◆ Objective
Revise the listing below by changing every "Parkett" to "Laminat" and keeping all other lines and characters as they are.

[Spatial layout data]
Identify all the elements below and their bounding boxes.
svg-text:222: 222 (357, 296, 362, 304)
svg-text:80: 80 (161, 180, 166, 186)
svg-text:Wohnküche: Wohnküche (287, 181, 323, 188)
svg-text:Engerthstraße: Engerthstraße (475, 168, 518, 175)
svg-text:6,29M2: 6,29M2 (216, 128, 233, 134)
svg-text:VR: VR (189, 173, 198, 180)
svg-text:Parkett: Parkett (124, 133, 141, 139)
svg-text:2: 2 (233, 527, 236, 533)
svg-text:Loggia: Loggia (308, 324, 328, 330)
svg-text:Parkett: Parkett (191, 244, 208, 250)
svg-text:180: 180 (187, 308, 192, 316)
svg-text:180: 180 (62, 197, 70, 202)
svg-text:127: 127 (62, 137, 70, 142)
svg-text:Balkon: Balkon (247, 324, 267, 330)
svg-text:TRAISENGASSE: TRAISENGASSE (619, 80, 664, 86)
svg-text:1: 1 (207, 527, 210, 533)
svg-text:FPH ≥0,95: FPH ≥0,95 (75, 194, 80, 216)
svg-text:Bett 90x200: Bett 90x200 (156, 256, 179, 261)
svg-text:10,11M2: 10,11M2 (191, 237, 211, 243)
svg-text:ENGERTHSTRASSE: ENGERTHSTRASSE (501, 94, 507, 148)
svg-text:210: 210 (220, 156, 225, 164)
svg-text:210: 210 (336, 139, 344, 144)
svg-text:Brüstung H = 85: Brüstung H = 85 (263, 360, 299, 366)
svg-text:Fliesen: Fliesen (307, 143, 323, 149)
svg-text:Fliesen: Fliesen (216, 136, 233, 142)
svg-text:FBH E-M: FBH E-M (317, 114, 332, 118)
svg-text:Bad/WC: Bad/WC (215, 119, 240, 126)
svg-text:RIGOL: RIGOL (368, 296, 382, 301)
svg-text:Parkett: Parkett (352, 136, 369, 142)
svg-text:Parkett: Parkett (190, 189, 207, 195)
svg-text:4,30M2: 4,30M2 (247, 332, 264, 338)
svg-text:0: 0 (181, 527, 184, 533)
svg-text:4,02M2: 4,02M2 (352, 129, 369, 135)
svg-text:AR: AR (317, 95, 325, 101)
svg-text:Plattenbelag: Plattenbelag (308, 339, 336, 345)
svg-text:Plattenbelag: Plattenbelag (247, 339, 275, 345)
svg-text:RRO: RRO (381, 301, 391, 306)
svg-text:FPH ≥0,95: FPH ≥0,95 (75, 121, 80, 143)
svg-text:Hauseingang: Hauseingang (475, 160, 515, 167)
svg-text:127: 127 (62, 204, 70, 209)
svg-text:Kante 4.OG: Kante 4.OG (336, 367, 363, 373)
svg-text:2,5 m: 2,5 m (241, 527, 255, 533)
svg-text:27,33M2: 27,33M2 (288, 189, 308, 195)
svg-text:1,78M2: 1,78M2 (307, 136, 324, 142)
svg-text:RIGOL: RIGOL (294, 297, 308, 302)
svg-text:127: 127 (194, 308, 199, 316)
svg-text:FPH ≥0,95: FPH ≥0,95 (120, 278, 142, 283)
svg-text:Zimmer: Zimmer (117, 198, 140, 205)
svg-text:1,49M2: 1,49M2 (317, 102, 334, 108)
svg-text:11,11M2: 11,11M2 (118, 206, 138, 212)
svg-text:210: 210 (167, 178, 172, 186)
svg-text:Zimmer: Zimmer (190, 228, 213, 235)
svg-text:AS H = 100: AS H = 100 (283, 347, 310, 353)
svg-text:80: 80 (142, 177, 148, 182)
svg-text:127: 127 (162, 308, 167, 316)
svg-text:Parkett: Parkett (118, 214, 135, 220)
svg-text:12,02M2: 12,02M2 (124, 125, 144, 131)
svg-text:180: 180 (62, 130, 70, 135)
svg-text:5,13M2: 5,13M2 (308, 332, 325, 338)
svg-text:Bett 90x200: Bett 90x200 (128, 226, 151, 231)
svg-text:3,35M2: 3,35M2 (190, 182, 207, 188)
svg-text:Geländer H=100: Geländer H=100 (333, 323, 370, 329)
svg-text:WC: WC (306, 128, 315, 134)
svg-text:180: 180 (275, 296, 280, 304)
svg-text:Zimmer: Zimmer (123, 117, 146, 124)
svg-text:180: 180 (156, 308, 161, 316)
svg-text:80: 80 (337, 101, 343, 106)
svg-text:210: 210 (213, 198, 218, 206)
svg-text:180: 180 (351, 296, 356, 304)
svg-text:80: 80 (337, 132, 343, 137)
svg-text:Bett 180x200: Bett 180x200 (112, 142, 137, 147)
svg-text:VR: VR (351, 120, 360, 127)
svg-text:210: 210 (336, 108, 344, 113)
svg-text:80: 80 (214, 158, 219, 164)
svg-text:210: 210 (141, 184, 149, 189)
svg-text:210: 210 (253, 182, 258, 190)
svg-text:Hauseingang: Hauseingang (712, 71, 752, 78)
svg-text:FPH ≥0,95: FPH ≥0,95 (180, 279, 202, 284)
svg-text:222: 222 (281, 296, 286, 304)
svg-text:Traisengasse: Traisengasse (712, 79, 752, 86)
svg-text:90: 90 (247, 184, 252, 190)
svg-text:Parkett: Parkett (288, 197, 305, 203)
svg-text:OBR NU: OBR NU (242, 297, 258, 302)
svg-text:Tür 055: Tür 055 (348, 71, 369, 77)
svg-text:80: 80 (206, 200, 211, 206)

◆ Result for this exercise
Identify all the elements below and their bounding boxes.
svg-text:222: 222 (357, 296, 362, 304)
svg-text:80: 80 (161, 180, 166, 186)
svg-text:Wohnküche: Wohnküche (287, 181, 323, 188)
svg-text:Engerthstraße: Engerthstraße (475, 168, 518, 175)
svg-text:6,29M2: 6,29M2 (216, 128, 233, 134)
svg-text:VR: VR (189, 173, 198, 180)
svg-text:Laminat: Laminat (124, 133, 141, 139)
svg-text:2: 2 (233, 527, 236, 533)
svg-text:Loggia: Loggia (308, 324, 328, 330)
svg-text:Laminat: Laminat (191, 244, 208, 250)
svg-text:180: 180 (187, 308, 192, 316)
svg-text:180: 180 (62, 197, 70, 202)
svg-text:127: 127 (62, 137, 70, 142)
svg-text:Balkon: Balkon (247, 324, 267, 330)
svg-text:TRAISENGASSE: TRAISENGASSE (619, 80, 664, 86)
svg-text:1: 1 (207, 527, 210, 533)
svg-text:FPH ≥0,95: FPH ≥0,95 (75, 194, 80, 216)
svg-text:Bett 90x200: Bett 90x200 (156, 256, 179, 261)
svg-text:10,11M2: 10,11M2 (191, 237, 211, 243)
svg-text:ENGERTHSTRASSE: ENGERTHSTRASSE (501, 94, 507, 148)
svg-text:210: 210 (220, 156, 225, 164)
svg-text:210: 210 (336, 139, 344, 144)
svg-text:Brüstung H = 85: Brüstung H = 85 (263, 360, 299, 366)
svg-text:Fliesen: Fliesen (307, 143, 323, 149)
svg-text:Fliesen: Fliesen (216, 136, 233, 142)
svg-text:FBH E-M: FBH E-M (317, 114, 332, 118)
svg-text:Bad/WC: Bad/WC (215, 119, 240, 126)
svg-text:RIGOL: RIGOL (368, 296, 382, 301)
svg-text:Laminat: Laminat (352, 136, 369, 142)
svg-text:Laminat: Laminat (190, 189, 207, 195)
svg-text:4,30M2: 4,30M2 (247, 332, 264, 338)
svg-text:0: 0 (181, 527, 184, 533)
svg-text:4,02M2: 4,02M2 (352, 129, 369, 135)
svg-text:AR: AR (317, 95, 325, 101)
svg-text:Plattenbelag: Plattenbelag (308, 339, 336, 345)
svg-text:Plattenbelag: Plattenbelag (247, 339, 275, 345)
svg-text:RRO: RRO (381, 301, 391, 306)
svg-text:FPH ≥0,95: FPH ≥0,95 (75, 121, 80, 143)
svg-text:Hauseingang: Hauseingang (475, 160, 515, 167)
svg-text:127: 127 (62, 204, 70, 209)
svg-text:Kante 4.OG: Kante 4.OG (336, 367, 363, 373)
svg-text:2,5 m: 2,5 m (241, 527, 255, 533)
svg-text:27,33M2: 27,33M2 (288, 189, 308, 195)
svg-text:1,78M2: 1,78M2 (307, 136, 324, 142)
svg-text:RIGOL: RIGOL (294, 297, 308, 302)
svg-text:127: 127 (194, 308, 199, 316)
svg-text:FPH ≥0,95: FPH ≥0,95 (120, 278, 142, 283)
svg-text:Zimmer: Zimmer (117, 198, 140, 205)
svg-text:1,49M2: 1,49M2 (317, 102, 334, 108)
svg-text:11,11M2: 11,11M2 (118, 206, 138, 212)
svg-text:210: 210 (167, 178, 172, 186)
svg-text:Zimmer: Zimmer (190, 228, 213, 235)
svg-text:AS H = 100: AS H = 100 (283, 347, 310, 353)
svg-text:80: 80 (142, 177, 148, 182)
svg-text:127: 127 (162, 308, 167, 316)
svg-text:Laminat: Laminat (118, 214, 135, 220)
svg-text:12,02M2: 12,02M2 (124, 125, 144, 131)
svg-text:180: 180 (62, 130, 70, 135)
svg-text:5,13M2: 5,13M2 (308, 332, 325, 338)
svg-text:Bett 90x200: Bett 90x200 (128, 226, 151, 231)
svg-text:3,35M2: 3,35M2 (190, 182, 207, 188)
svg-text:Geländer H=100: Geländer H=100 (333, 323, 370, 329)
svg-text:WC: WC (306, 128, 315, 134)
svg-text:180: 180 (275, 296, 280, 304)
svg-text:Zimmer: Zimmer (123, 117, 146, 124)
svg-text:180: 180 (156, 308, 161, 316)
svg-text:80: 80 (337, 101, 343, 106)
svg-text:210: 210 (213, 198, 218, 206)
svg-text:180: 180 (351, 296, 356, 304)
svg-text:80: 80 (337, 132, 343, 137)
svg-text:Bett 180x200: Bett 180x200 (112, 142, 137, 147)
svg-text:VR: VR (351, 120, 360, 127)
svg-text:210: 210 (336, 108, 344, 113)
svg-text:80: 80 (214, 158, 219, 164)
svg-text:210: 210 (141, 184, 149, 189)
svg-text:210: 210 (253, 182, 258, 190)
svg-text:Hauseingang: Hauseingang (712, 71, 752, 78)
svg-text:FPH ≥0,95: FPH ≥0,95 (180, 279, 202, 284)
svg-text:222: 222 (281, 296, 286, 304)
svg-text:Traisengasse: Traisengasse (712, 79, 752, 86)
svg-text:90: 90 (247, 184, 252, 190)
svg-text:Laminat: Laminat (288, 197, 305, 203)
svg-text:OBR NU: OBR NU (242, 297, 258, 302)
svg-text:Tür 055: Tür 055 (348, 71, 369, 77)
svg-text:80: 80 (206, 200, 211, 206)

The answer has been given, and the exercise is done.